Data supplied:

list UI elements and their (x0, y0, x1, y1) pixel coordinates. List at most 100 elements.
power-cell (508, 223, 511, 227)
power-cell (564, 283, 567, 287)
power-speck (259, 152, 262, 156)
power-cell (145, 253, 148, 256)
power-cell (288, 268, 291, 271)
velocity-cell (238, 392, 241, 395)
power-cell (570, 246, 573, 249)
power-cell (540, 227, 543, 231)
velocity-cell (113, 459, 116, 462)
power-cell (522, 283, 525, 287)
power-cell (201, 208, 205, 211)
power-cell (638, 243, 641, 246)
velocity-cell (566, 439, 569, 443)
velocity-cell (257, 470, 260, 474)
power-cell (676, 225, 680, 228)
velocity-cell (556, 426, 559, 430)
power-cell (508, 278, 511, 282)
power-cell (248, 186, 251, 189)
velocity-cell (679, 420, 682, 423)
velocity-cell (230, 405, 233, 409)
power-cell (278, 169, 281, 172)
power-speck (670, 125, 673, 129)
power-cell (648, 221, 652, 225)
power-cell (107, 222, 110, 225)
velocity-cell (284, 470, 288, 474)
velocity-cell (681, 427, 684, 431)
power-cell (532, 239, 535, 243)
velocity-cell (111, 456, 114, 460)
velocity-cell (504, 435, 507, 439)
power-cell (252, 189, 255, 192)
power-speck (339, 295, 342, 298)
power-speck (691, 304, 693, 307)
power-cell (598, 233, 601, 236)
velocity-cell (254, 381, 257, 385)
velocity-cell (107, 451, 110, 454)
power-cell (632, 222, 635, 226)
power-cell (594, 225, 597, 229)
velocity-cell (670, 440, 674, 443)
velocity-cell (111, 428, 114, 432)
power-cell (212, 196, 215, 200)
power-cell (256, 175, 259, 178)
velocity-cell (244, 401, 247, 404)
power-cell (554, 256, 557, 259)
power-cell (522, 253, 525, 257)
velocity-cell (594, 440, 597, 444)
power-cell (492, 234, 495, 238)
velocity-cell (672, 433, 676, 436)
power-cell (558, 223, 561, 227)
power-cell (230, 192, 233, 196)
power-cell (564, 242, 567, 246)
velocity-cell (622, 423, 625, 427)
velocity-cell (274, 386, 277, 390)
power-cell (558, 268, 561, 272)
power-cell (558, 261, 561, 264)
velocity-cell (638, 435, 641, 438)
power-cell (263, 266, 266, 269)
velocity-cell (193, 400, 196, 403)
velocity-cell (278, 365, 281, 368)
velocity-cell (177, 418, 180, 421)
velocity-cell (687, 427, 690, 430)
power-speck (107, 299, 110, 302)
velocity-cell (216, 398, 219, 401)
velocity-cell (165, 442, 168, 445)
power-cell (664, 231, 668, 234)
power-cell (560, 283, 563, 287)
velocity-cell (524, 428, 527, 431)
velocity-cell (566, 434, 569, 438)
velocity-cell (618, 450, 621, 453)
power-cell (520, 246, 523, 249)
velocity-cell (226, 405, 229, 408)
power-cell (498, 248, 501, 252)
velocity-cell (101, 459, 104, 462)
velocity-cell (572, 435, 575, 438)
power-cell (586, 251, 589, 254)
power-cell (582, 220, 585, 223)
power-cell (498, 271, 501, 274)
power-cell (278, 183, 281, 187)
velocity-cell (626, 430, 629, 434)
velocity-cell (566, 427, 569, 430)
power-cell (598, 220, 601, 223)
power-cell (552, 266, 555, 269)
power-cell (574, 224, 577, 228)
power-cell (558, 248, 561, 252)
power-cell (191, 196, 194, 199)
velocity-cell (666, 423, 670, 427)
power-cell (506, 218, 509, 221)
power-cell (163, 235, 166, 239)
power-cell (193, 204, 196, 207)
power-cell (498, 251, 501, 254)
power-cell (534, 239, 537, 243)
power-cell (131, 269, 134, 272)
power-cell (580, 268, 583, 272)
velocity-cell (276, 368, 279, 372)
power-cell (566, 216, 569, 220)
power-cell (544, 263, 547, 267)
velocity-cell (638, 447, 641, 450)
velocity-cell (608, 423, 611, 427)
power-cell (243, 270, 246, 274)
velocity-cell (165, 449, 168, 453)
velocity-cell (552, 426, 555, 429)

Instruction: Reproduce all of the records above line by line, keeping every character unchanged.

Written solution:
list UI elements and their (x0, y0, x1, y1) pixel coordinates. List at most 100 elements.
power-cell (508, 223, 511, 227)
power-cell (564, 283, 567, 287)
power-speck (259, 152, 262, 156)
power-cell (145, 253, 148, 256)
power-cell (288, 268, 291, 271)
velocity-cell (238, 392, 241, 395)
power-cell (570, 246, 573, 249)
power-cell (540, 227, 543, 231)
velocity-cell (113, 459, 116, 462)
power-cell (522, 283, 525, 287)
power-cell (201, 208, 205, 211)
power-cell (638, 243, 641, 246)
velocity-cell (566, 439, 569, 443)
velocity-cell (257, 470, 260, 474)
power-cell (676, 225, 680, 228)
velocity-cell (556, 426, 559, 430)
power-cell (508, 278, 511, 282)
power-cell (248, 186, 251, 189)
velocity-cell (679, 420, 682, 423)
velocity-cell (230, 405, 233, 409)
power-cell (278, 169, 281, 172)
power-speck (670, 125, 673, 129)
power-cell (648, 221, 652, 225)
power-cell (107, 222, 110, 225)
velocity-cell (284, 470, 288, 474)
velocity-cell (681, 427, 684, 431)
power-cell (532, 239, 535, 243)
velocity-cell (111, 456, 114, 460)
velocity-cell (504, 435, 507, 439)
power-cell (252, 189, 255, 192)
power-speck (339, 295, 342, 298)
power-speck (691, 304, 693, 307)
power-cell (598, 233, 601, 236)
velocity-cell (254, 381, 257, 385)
velocity-cell (107, 451, 110, 454)
power-cell (632, 222, 635, 226)
power-cell (594, 225, 597, 229)
velocity-cell (670, 440, 674, 443)
velocity-cell (111, 428, 114, 432)
power-cell (212, 196, 215, 200)
power-cell (256, 175, 259, 178)
velocity-cell (244, 401, 247, 404)
power-cell (554, 256, 557, 259)
power-cell (522, 253, 525, 257)
velocity-cell (594, 440, 597, 444)
power-cell (492, 234, 495, 238)
velocity-cell (672, 433, 676, 436)
power-cell (558, 223, 561, 227)
power-cell (230, 192, 233, 196)
power-cell (564, 242, 567, 246)
velocity-cell (622, 423, 625, 427)
velocity-cell (274, 386, 277, 390)
power-cell (558, 268, 561, 272)
power-cell (558, 261, 561, 264)
velocity-cell (638, 435, 641, 438)
power-cell (263, 266, 266, 269)
velocity-cell (193, 400, 196, 403)
velocity-cell (278, 365, 281, 368)
velocity-cell (177, 418, 180, 421)
velocity-cell (687, 427, 690, 430)
power-speck (107, 299, 110, 302)
velocity-cell (216, 398, 219, 401)
velocity-cell (165, 442, 168, 445)
power-cell (664, 231, 668, 234)
power-cell (560, 283, 563, 287)
velocity-cell (524, 428, 527, 431)
velocity-cell (566, 434, 569, 438)
velocity-cell (618, 450, 621, 453)
power-cell (520, 246, 523, 249)
velocity-cell (226, 405, 229, 408)
power-cell (498, 248, 501, 252)
velocity-cell (101, 459, 104, 462)
velocity-cell (572, 435, 575, 438)
power-cell (586, 251, 589, 254)
power-cell (582, 220, 585, 223)
power-cell (498, 271, 501, 274)
power-cell (278, 183, 281, 187)
velocity-cell (626, 430, 629, 434)
velocity-cell (566, 427, 569, 430)
power-cell (598, 220, 601, 223)
power-cell (552, 266, 555, 269)
power-cell (574, 224, 577, 228)
power-cell (558, 248, 561, 252)
power-cell (191, 196, 194, 199)
velocity-cell (666, 423, 670, 427)
power-cell (506, 218, 509, 221)
power-cell (163, 235, 166, 239)
power-cell (193, 204, 196, 207)
power-cell (498, 251, 501, 254)
power-cell (534, 239, 537, 243)
power-cell (131, 269, 134, 272)
power-cell (580, 268, 583, 272)
velocity-cell (276, 368, 279, 372)
power-cell (566, 216, 569, 220)
power-cell (544, 263, 547, 267)
velocity-cell (638, 447, 641, 450)
velocity-cell (608, 423, 611, 427)
power-cell (243, 270, 246, 274)
velocity-cell (165, 449, 168, 453)
velocity-cell (552, 426, 555, 429)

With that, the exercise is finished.